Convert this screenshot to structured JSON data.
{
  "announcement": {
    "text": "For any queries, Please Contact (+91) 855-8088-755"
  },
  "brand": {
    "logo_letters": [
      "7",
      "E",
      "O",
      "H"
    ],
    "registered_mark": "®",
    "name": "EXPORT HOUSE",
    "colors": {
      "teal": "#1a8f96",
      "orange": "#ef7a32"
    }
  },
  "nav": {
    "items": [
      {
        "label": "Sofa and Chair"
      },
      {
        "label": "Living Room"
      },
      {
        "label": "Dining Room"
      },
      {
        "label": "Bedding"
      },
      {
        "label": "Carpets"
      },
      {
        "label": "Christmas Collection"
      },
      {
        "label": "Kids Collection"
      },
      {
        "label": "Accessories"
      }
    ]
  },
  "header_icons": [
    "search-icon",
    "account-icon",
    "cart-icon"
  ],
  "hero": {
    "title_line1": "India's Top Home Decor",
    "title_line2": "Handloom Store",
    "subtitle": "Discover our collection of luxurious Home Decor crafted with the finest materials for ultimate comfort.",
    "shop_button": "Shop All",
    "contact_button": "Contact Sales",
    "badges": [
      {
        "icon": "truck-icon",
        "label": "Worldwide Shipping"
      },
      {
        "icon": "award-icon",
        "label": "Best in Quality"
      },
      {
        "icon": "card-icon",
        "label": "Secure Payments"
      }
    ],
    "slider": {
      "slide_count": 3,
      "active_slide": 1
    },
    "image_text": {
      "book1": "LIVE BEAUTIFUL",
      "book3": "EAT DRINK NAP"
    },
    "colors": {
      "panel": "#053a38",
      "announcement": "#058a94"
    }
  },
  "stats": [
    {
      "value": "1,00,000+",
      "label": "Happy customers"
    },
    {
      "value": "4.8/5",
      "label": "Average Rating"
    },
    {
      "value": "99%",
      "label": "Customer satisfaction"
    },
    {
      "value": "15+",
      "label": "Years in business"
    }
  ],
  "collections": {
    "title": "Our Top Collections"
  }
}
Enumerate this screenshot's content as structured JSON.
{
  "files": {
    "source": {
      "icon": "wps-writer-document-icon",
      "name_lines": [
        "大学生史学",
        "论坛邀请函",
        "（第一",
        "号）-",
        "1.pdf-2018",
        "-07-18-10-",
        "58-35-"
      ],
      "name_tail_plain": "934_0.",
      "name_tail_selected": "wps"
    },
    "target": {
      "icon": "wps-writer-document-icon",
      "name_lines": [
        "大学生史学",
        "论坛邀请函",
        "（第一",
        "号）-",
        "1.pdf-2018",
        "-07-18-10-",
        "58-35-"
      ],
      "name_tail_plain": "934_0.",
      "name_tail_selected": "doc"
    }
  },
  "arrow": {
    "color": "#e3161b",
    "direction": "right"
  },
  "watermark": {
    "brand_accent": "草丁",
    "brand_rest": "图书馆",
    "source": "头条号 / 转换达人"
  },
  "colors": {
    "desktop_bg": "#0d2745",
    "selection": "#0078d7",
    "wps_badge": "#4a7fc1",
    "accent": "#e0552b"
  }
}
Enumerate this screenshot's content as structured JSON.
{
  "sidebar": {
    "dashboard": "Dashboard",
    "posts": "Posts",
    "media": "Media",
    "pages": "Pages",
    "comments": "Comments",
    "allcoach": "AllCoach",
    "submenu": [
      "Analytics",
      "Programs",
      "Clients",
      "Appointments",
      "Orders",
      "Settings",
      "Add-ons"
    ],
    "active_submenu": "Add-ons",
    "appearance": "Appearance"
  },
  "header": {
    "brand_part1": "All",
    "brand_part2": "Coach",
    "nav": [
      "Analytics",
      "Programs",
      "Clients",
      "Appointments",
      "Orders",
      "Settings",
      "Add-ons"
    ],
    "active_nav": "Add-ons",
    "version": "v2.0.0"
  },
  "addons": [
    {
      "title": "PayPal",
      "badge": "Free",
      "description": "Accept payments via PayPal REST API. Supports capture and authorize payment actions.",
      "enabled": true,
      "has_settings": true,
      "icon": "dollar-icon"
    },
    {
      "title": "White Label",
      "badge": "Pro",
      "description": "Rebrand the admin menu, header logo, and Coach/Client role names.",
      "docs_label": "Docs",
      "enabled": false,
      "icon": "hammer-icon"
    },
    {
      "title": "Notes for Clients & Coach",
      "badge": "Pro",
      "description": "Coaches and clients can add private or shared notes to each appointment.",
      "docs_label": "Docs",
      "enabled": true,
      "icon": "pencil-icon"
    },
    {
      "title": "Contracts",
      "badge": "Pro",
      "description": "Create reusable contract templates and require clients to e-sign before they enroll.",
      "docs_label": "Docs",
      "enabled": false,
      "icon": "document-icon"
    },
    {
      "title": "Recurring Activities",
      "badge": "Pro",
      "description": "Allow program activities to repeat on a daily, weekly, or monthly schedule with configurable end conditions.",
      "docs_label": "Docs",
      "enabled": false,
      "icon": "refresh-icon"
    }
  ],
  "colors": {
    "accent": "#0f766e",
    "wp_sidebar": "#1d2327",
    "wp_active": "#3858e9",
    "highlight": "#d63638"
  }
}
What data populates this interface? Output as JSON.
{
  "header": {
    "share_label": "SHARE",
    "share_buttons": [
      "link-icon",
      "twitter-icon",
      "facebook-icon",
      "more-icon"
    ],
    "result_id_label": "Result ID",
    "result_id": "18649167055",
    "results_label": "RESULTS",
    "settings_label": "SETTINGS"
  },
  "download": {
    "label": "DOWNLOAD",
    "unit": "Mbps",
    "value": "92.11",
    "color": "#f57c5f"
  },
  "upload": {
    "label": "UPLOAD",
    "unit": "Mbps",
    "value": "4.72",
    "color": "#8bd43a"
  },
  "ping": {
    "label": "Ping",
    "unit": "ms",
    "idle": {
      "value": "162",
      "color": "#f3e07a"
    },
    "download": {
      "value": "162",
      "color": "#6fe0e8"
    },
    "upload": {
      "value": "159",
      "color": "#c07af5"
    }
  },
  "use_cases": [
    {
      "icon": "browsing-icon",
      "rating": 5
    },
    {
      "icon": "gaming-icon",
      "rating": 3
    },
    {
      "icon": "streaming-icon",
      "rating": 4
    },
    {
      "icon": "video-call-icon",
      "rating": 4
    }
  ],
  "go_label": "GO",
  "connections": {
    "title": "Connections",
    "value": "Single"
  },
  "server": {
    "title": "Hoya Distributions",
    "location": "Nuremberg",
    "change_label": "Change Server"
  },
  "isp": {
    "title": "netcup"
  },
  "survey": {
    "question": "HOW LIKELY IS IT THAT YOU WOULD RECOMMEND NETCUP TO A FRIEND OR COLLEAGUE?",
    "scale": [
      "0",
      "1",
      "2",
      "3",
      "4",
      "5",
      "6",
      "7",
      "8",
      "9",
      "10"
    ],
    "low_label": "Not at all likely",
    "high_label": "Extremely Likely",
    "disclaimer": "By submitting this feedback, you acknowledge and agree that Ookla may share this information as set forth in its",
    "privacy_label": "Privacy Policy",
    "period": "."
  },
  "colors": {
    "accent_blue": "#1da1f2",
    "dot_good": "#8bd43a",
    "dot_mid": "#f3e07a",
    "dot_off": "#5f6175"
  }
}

# # #

All of the data shown above must be copied exactly.

Convert this screenshot to structured JSON data.
{
  "announcement": {
    "text": "For any queries, Please Contact (+91) 855-8088-755"
  },
  "brand": {
    "logo_letters": [
      "7",
      "E",
      "O",
      "H"
    ],
    "registered_mark": "®",
    "name": "EXPORT HOUSE",
    "colors": {
      "teal": "#1a8f96",
      "orange": "#ef7a32"
    }
  },
  "nav": {
    "items": [
      {
        "label": "Sofa and Chair"
      },
      {
        "label": "Living Room"
      },
      {
        "label": "Dining Room"
      },
      {
        "label": "Bedding"
      },
      {
        "label": "Carpets"
      },
      {
        "label": "Christmas Collection"
      },
      {
        "label": "Kids Collection"
      },
      {
        "label": "Accessories"
      }
    ]
  },
  "header_icons": [
    "search-icon",
    "account-icon",
    "cart-icon"
  ],
  "hero": {
    "title_line1": "India's Top Home Decor",
    "title_line2": "Handloom Store",
    "subtitle": "Discover our collection of luxurious Home Decor crafted with the finest materials for ultimate comfort.",
    "shop_button": "Shop All",
    "contact_button": "Contact Sales",
    "badges": [
      {
        "icon": "truck-icon",
        "label": "Worldwide Shipping"
      },
      {
        "icon": "award-icon",
        "label": "Best in Quality"
      },
      {
        "icon": "card-icon",
        "label": "Secure Payments"
      }
    ],
    "slider": {
      "slide_count": 3,
      "active_slide": 1
    },
    "image_text": {
      "book1": "LIVE BEAUTIFUL",
      "book3": "EAT DRINK NAP"
    },
    "colors": {
      "panel": "#053a38",
      "announcement": "#058a94"
    }
  },
  "stats": [
    {
      "value": "1,00,000+",
      "label": "Happy customers"
    },
    {
      "value": "4.8/5",
      "label": "Average Rating"
    },
    {
      "value": "99%",
      "label": "Customer satisfaction"
    },
    {
      "value": "15+",
      "label": "Years in business"
    }
  ],
  "collections": {
    "title": "Our Top Collections"
  }
}
Enumerate this screenshot's content as structured JSON.
{
  "files": {
    "source": {
      "icon": "wps-writer-document-icon",
      "name_lines": [
        "大学生史学",
        "论坛邀请函",
        "（第一",
        "号）-",
        "1.pdf-2018",
        "-07-18-10-",
        "58-35-"
      ],
      "name_tail_plain": "934_0.",
      "name_tail_selected": "wps"
    },
    "target": {
      "icon": "wps-writer-document-icon",
      "name_lines": [
        "大学生史学",
        "论坛邀请函",
        "（第一",
        "号）-",
        "1.pdf-2018",
        "-07-18-10-",
        "58-35-"
      ],
      "name_tail_plain": "934_0.",
      "name_tail_selected": "doc"
    }
  },
  "arrow": {
    "color": "#e3161b",
    "direction": "right"
  },
  "watermark": {
    "brand_accent": "草丁",
    "brand_rest": "图书馆",
    "source": "头条号 / 转换达人"
  },
  "colors": {
    "desktop_bg": "#0d2745",
    "selection": "#0078d7",
    "wps_badge": "#4a7fc1",
    "accent": "#e0552b"
  }
}
Enumerate this screenshot's content as structured JSON.
{
  "sidebar": {
    "dashboard": "Dashboard",
    "posts": "Posts",
    "media": "Media",
    "pages": "Pages",
    "comments": "Comments",
    "allcoach": "AllCoach",
    "submenu": [
      "Analytics",
      "Programs",
      "Clients",
      "Appointments",
      "Orders",
      "Settings",
      "Add-ons"
    ],
    "active_submenu": "Add-ons",
    "appearance": "Appearance"
  },
  "header": {
    "brand_part1": "All",
    "brand_part2": "Coach",
    "nav": [
      "Analytics",
      "Programs",
      "Clients",
      "Appointments",
      "Orders",
      "Settings",
      "Add-ons"
    ],
    "active_nav": "Add-ons",
    "version": "v2.0.0"
  },
  "addons": [
    {
      "title": "PayPal",
      "badge": "Free",
      "description": "Accept payments via PayPal REST API. Supports capture and authorize payment actions.",
      "enabled": true,
      "has_settings": true,
      "icon": "dollar-icon"
    },
    {
      "title": "White Label",
      "badge": "Pro",
      "description": "Rebrand the admin menu, header logo, and Coach/Client role names.",
      "docs_label": "Docs",
      "enabled": false,
      "icon": "hammer-icon"
    },
    {
      "title": "Notes for Clients & Coach",
      "badge": "Pro",
      "description": "Coaches and clients can add private or shared notes to each appointment.",
      "docs_label": "Docs",
      "enabled": true,
      "icon": "pencil-icon"
    },
    {
      "title": "Contracts",
      "badge": "Pro",
      "description": "Create reusable contract templates and require clients to e-sign before they enroll.",
      "docs_label": "Docs",
      "enabled": false,
      "icon": "document-icon"
    },
    {
      "title": "Recurring Activities",
      "badge": "Pro",
      "description": "Allow program activities to repeat on a daily, weekly, or monthly schedule with configurable end conditions.",
      "docs_label": "Docs",
      "enabled": false,
      "icon": "refresh-icon"
    }
  ],
  "colors": {
    "accent": "#0f766e",
    "wp_sidebar": "#1d2327",
    "wp_active": "#3858e9",
    "highlight": "#d63638"
  }
}
What data populates this interface? Output as JSON.
{
  "header": {
    "share_label": "SHARE",
    "share_buttons": [
      "link-icon",
      "twitter-icon",
      "facebook-icon",
      "more-icon"
    ],
    "result_id_label": "Result ID",
    "result_id": "18649167055",
    "results_label": "RESULTS",
    "settings_label": "SETTINGS"
  },
  "download": {
    "label": "DOWNLOAD",
    "unit": "Mbps",
    "value": "92.11",
    "color": "#f57c5f"
  },
  "upload": {
    "label": "UPLOAD",
    "unit": "Mbps",
    "value": "4.72",
    "color": "#8bd43a"
  },
  "ping": {
    "label": "Ping",
    "unit": "ms",
    "idle": {
      "value": "162",
      "color": "#f3e07a"
    },
    "download": {
      "value": "162",
      "color": "#6fe0e8"
    },
    "upload": {
      "value": "159",
      "color": "#c07af5"
    }
  },
  "use_cases": [
    {
      "icon": "browsing-icon",
      "rating": 5
    },
    {
      "icon": "gaming-icon",
      "rating": 3
    },
    {
      "icon": "streaming-icon",
      "rating": 4
    },
    {
      "icon": "video-call-icon",
      "rating": 4
    }
  ],
  "go_label": "GO",
  "connections": {
    "title": "Connections",
    "value": "Single"
  },
  "server": {
    "title": "Hoya Distributions",
    "location": "Nuremberg",
    "change_label": "Change Server"
  },
  "isp": {
    "title": "netcup"
  },
  "survey": {
    "question": "HOW LIKELY IS IT THAT YOU WOULD RECOMMEND NETCUP TO A FRIEND OR COLLEAGUE?",
    "scale": [
      "0",
      "1",
      "2",
      "3",
      "4",
      "5",
      "6",
      "7",
      "8",
      "9",
      "10"
    ],
    "low_label": "Not at all likely",
    "high_label": "Extremely Likely",
    "disclaimer": "By submitting this feedback, you acknowledge and agree that Ookla may share this information as set forth in its",
    "privacy_label": "Privacy Policy",
    "period": "."
  },
  "colors": {
    "accent_blue": "#1da1f2",
    "dot_good": "#8bd43a",
    "dot_mid": "#f3e07a",
    "dot_off": "#5f6175"
  }
}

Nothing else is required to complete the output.